__What is required__
Show every line in the records below that contains the word "Department".

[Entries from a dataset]
※ ※ ※

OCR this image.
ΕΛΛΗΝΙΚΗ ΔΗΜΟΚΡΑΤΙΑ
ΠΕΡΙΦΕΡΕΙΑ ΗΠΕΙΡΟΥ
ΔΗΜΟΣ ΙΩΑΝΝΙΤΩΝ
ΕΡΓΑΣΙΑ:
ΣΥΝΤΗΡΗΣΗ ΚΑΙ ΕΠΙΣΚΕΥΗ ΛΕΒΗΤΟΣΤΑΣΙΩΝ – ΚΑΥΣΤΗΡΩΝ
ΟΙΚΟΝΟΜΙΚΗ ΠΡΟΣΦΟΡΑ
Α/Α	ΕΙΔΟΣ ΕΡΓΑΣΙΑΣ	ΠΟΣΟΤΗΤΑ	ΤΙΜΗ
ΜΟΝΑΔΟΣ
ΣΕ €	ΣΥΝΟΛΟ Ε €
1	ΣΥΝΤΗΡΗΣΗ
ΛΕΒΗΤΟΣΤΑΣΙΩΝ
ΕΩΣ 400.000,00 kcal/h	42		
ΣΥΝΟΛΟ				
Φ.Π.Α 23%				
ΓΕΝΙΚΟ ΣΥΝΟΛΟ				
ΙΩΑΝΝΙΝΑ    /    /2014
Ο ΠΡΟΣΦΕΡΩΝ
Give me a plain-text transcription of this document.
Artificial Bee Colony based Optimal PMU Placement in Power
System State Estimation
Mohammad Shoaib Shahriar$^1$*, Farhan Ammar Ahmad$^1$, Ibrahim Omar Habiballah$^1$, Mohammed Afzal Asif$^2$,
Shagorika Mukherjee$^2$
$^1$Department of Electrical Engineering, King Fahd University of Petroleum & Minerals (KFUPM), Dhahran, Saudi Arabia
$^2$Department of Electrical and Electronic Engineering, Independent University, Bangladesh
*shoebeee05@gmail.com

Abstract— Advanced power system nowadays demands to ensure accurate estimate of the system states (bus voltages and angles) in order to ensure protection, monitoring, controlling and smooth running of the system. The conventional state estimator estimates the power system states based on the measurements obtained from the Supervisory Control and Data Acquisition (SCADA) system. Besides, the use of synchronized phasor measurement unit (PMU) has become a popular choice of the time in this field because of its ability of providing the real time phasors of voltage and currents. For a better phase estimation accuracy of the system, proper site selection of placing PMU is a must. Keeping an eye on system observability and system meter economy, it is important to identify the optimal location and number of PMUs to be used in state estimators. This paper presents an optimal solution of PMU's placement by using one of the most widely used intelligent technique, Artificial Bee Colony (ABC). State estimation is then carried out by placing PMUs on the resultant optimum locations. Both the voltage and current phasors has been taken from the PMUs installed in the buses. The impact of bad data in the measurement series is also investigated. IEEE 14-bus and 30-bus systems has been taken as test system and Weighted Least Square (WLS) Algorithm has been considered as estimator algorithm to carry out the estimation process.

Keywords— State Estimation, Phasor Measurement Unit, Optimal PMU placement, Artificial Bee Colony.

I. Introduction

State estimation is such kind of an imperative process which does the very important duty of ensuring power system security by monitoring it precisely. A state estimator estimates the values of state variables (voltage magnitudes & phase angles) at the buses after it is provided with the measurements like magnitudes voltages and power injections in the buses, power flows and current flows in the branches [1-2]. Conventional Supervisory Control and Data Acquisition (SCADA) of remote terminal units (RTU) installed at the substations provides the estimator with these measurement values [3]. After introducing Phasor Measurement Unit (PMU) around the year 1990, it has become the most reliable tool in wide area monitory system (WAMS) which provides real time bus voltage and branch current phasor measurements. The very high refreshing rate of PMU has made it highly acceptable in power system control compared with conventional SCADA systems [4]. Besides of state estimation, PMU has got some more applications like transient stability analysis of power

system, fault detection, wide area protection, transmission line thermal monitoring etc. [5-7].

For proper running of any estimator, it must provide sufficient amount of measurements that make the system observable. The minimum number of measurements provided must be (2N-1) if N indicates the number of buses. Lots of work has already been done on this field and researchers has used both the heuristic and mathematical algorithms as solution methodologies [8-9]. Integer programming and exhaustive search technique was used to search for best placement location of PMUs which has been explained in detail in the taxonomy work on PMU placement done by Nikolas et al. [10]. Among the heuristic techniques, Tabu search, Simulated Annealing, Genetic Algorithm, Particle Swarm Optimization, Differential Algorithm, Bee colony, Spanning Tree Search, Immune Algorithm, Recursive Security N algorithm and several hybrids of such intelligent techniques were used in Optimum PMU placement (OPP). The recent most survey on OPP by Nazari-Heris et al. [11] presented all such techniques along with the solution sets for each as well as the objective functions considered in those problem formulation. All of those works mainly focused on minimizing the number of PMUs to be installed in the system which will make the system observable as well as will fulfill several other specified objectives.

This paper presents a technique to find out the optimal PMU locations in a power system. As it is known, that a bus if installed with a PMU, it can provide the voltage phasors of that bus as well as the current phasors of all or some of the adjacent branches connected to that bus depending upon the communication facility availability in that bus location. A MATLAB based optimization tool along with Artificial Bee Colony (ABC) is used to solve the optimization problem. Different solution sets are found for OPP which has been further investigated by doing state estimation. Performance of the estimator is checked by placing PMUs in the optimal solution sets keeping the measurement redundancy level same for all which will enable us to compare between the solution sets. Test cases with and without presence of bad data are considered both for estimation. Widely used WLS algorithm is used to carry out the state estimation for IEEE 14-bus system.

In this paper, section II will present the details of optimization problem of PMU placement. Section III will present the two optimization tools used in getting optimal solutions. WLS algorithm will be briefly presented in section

※ ※ ※

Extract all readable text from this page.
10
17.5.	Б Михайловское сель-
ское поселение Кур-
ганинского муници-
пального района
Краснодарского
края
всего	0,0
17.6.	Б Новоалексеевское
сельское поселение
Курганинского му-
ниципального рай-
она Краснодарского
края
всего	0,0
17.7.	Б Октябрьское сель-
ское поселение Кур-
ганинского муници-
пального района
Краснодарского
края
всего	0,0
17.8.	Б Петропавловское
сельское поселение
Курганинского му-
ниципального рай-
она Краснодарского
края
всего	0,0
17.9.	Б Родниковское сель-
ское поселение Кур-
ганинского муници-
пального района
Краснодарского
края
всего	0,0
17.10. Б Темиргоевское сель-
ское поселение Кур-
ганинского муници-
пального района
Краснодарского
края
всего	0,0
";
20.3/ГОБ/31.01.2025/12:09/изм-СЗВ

※ ※ ※

__Result of the exercise__
$^1$Department of Electrical Engineering, King Fahd University of Petroleum & Minerals (KFUPM), Dhahran, Saudi Arabia
$^2$Department of Electrical and Electronic Engineering, Independent University, Bangladesh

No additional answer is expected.